Your instructions =
Return each line holding the string "title".
═══ Records for the task
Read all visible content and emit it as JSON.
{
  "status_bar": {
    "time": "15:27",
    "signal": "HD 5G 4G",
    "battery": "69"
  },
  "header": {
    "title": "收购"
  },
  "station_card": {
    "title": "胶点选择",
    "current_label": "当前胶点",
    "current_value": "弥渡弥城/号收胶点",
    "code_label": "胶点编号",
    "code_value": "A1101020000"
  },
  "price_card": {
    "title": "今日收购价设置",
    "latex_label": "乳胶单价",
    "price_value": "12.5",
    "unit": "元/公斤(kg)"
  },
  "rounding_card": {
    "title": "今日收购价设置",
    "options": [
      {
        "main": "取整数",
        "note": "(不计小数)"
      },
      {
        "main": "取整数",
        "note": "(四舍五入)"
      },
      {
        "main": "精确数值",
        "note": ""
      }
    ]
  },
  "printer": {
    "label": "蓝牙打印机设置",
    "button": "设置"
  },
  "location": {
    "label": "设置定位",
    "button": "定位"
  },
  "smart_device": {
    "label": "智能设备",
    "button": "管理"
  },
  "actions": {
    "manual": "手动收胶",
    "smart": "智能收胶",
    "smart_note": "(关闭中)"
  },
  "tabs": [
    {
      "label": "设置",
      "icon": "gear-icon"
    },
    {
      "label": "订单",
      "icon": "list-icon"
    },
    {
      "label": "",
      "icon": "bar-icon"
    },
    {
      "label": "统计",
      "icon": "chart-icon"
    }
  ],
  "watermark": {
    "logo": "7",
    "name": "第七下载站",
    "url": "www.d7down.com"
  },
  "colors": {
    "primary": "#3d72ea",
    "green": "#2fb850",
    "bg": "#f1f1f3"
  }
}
══════
The reply =
    "title": "收购"
    "title": "胶点选择",
    "title": "今日收购价设置",
    "title": "今日收购价设置",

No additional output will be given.